- WHAT IS ASKED
Filter the records below down to lines containing "wijlen".

- RECORDS TO PROCESS
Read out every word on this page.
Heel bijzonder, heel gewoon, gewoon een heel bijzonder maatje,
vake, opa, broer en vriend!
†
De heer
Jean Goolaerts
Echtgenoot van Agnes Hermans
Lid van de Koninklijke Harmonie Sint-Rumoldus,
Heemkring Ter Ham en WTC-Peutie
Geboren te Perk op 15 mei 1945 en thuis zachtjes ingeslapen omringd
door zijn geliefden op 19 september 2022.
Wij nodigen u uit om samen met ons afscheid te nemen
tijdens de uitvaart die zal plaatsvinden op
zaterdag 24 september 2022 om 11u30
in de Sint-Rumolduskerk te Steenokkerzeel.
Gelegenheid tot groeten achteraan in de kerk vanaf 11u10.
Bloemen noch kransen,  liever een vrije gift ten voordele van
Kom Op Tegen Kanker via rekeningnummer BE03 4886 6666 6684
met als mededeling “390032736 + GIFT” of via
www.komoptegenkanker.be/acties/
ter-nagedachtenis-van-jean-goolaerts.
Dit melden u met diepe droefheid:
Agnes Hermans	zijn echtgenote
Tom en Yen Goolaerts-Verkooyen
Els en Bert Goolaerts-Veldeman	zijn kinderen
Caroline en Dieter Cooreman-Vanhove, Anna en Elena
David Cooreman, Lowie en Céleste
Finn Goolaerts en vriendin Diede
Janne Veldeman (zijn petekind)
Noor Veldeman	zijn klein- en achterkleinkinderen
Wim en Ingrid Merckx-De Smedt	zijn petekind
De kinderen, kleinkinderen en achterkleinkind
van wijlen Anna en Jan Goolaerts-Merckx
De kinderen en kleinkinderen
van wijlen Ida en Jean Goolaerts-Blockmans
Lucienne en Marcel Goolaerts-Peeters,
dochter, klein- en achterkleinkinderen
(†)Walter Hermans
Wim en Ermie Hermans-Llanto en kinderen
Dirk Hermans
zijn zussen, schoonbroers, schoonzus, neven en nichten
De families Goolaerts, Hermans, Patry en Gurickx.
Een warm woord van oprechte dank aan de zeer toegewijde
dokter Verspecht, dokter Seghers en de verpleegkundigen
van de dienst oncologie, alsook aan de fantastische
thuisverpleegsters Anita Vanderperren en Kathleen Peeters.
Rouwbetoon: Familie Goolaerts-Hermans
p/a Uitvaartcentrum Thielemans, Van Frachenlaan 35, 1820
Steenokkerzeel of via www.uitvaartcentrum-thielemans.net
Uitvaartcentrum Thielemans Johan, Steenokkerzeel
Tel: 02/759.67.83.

- WORKED SOLUTION
van wijlen Anna en Jan Goolaerts-Merckx
van wijlen Ida en Jean Goolaerts-Blockmans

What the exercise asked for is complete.